Objective: Tally the lines in the listing below that include "زيادة". Answer with the count and nothing more.

Source data:
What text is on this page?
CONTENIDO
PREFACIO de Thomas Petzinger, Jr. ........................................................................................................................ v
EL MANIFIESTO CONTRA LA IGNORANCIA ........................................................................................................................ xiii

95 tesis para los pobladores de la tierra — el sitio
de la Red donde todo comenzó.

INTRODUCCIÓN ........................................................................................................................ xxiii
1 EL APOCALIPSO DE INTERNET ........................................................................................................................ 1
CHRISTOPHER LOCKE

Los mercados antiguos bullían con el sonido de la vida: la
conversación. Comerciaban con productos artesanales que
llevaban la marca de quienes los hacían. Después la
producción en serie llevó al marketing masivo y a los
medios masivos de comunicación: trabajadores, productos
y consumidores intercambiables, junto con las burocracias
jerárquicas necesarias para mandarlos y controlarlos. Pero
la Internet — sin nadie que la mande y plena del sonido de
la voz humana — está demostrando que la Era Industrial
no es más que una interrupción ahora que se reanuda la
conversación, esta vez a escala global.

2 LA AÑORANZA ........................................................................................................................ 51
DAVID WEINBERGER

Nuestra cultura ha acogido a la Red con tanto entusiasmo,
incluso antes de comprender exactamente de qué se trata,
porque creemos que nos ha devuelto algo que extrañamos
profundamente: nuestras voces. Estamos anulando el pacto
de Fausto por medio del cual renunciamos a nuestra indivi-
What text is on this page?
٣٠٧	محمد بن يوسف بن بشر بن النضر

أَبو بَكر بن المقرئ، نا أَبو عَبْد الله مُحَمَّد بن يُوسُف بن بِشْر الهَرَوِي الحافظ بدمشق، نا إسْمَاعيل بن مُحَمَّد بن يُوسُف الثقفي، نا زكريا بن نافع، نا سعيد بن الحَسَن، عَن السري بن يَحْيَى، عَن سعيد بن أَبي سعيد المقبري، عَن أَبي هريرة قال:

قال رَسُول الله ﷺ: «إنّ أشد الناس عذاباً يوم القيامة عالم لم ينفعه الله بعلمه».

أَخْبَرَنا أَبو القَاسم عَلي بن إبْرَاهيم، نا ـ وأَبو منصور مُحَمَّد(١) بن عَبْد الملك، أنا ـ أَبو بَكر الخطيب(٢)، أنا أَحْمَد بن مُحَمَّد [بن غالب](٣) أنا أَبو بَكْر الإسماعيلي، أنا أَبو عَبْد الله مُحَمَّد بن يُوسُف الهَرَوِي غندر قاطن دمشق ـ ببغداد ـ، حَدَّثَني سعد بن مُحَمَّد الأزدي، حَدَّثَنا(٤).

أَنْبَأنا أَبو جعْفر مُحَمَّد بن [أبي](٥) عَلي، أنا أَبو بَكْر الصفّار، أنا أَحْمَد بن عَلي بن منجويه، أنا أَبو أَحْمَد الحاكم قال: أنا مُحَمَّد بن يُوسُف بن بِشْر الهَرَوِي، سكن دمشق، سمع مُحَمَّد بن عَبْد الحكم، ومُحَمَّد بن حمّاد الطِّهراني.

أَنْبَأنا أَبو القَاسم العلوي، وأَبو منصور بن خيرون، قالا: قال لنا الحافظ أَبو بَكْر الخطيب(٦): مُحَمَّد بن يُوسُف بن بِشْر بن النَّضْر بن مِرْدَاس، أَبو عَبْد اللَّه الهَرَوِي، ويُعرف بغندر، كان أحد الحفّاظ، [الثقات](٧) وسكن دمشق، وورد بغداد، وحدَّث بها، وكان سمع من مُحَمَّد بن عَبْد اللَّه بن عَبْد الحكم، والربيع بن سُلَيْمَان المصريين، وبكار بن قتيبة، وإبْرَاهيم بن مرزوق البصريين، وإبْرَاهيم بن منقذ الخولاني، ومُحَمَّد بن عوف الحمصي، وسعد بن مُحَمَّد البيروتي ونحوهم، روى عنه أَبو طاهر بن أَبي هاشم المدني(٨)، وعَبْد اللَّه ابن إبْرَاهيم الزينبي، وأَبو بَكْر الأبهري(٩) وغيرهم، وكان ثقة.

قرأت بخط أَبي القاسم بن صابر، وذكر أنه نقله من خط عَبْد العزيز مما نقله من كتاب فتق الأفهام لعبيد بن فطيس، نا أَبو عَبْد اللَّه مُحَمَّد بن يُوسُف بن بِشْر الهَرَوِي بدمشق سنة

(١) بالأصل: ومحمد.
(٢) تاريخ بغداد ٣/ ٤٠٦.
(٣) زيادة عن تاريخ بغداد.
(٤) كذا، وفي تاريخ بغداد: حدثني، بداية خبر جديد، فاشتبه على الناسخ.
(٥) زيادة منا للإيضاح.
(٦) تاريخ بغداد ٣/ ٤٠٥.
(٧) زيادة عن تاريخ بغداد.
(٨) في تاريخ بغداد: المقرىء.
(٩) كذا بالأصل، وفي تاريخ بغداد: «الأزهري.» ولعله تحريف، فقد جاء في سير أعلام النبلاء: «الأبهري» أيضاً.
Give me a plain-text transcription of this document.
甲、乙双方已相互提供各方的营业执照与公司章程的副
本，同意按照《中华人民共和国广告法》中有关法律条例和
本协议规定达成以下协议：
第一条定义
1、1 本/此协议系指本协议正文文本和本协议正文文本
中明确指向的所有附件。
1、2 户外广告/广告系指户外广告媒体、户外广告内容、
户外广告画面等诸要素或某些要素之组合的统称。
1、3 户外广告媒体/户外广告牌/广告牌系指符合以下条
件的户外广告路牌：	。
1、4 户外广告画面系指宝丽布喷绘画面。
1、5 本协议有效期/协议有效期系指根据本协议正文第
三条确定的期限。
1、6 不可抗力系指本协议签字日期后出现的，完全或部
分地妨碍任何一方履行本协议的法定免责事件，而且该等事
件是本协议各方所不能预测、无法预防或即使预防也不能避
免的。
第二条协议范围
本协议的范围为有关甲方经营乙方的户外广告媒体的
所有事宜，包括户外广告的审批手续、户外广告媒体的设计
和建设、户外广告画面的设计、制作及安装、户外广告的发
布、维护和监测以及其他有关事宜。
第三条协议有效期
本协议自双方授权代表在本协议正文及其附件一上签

Response below: 3